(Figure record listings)
▬▬▬▬▬▬▬▬▬▬

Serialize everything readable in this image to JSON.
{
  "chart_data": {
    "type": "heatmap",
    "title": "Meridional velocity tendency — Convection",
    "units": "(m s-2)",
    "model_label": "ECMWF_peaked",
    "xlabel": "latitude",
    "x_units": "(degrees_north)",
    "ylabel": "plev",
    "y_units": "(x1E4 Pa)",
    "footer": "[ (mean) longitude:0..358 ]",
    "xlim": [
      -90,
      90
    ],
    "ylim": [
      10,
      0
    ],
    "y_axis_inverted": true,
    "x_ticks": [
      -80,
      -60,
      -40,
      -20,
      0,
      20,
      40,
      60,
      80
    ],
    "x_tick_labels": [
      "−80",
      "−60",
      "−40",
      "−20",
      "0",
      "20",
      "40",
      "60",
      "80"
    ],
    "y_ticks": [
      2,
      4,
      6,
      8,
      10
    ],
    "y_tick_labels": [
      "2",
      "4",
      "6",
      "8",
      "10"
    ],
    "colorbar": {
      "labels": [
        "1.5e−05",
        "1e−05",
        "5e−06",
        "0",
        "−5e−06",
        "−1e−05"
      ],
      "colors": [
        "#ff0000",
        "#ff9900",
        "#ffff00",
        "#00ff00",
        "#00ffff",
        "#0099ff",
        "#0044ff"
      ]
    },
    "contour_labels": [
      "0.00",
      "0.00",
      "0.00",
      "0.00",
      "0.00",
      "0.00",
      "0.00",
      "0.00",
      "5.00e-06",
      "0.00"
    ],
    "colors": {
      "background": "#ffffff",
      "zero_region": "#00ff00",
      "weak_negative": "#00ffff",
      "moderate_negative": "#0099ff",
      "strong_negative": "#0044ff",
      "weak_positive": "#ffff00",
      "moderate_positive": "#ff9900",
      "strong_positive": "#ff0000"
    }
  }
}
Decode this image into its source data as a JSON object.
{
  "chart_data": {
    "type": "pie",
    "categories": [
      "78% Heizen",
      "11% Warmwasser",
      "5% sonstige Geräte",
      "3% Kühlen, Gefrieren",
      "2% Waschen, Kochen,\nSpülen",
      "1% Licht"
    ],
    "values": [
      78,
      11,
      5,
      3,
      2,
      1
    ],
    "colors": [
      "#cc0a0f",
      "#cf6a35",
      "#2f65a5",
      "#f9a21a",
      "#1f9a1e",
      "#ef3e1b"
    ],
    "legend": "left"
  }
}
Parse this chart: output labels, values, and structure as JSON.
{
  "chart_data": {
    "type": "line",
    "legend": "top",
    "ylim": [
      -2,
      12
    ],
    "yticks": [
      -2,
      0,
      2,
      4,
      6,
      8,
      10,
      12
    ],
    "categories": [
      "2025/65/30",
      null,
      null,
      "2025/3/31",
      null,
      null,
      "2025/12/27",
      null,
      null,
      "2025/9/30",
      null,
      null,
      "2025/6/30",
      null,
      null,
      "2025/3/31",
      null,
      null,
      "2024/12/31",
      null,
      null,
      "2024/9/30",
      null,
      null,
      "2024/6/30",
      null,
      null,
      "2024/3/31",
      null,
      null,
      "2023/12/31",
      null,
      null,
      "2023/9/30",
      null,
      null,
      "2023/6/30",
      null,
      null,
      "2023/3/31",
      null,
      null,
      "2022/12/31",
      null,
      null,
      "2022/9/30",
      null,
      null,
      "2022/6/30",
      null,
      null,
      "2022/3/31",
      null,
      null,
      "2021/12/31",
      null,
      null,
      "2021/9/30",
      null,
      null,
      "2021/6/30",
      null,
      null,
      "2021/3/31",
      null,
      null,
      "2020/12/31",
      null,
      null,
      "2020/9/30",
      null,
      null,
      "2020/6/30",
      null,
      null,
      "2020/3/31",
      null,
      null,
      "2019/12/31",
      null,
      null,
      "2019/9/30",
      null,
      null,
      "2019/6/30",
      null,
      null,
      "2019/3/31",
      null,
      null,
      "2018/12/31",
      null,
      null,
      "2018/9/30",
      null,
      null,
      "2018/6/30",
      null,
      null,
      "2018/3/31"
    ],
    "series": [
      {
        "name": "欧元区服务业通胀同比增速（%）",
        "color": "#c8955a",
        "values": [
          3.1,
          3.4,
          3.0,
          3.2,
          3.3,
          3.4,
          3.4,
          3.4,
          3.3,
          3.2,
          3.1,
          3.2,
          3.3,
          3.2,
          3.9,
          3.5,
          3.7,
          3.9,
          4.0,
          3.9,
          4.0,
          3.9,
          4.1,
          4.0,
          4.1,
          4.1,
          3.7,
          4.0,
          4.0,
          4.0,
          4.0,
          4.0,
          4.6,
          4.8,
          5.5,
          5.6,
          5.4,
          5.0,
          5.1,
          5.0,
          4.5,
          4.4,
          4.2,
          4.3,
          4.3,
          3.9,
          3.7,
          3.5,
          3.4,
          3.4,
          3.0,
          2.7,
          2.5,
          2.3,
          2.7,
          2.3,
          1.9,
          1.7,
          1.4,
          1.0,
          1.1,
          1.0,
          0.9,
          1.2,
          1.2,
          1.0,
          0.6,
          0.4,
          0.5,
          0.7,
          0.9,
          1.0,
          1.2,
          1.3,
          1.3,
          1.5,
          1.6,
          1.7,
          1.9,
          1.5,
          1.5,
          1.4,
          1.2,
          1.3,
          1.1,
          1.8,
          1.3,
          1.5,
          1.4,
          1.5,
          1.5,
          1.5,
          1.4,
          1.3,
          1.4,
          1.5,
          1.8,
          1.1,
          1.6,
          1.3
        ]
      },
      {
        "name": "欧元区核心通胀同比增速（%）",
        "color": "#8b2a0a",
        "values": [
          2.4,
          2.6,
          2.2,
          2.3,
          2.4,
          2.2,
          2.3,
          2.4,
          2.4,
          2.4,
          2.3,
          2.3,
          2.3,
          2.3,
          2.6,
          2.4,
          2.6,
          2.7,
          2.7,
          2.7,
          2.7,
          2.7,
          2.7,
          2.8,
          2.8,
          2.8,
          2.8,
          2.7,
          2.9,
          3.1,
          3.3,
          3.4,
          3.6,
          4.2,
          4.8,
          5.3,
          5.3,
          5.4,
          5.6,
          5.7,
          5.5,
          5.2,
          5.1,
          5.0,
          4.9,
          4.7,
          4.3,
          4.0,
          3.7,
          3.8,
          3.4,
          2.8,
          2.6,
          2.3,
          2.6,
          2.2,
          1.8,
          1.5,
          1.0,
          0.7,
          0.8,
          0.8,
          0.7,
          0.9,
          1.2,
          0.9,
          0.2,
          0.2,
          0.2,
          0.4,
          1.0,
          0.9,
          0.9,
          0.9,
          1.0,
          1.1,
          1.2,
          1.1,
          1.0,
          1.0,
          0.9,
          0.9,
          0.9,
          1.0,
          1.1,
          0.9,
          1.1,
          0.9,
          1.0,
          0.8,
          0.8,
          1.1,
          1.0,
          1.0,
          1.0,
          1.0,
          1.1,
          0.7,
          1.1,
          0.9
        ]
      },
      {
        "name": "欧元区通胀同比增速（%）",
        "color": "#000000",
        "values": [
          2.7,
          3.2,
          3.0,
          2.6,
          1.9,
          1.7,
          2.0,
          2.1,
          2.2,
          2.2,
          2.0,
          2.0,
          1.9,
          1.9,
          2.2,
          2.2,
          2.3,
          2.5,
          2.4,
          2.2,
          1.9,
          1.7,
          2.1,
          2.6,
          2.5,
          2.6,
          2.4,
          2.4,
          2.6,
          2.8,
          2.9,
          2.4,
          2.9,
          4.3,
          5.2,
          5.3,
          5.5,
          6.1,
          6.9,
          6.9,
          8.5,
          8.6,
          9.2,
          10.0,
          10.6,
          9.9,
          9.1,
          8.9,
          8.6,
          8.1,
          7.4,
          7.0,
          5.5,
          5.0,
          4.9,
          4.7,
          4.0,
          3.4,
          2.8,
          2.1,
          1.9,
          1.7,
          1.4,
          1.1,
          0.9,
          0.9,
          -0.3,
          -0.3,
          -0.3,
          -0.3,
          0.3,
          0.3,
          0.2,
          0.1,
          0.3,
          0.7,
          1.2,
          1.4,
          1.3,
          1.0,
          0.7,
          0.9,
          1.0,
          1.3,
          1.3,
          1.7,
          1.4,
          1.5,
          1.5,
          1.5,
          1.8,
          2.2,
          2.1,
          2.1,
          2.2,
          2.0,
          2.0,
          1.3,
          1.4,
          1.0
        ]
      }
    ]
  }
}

▬▬▬▬▬▬▬▬▬▬

Problem requirements:
Locate the lines above that hold the word "image". Show every one of them.

The output:
Serialize everything readable in this image to JSON.
Decode this image into its source data as a JSON object.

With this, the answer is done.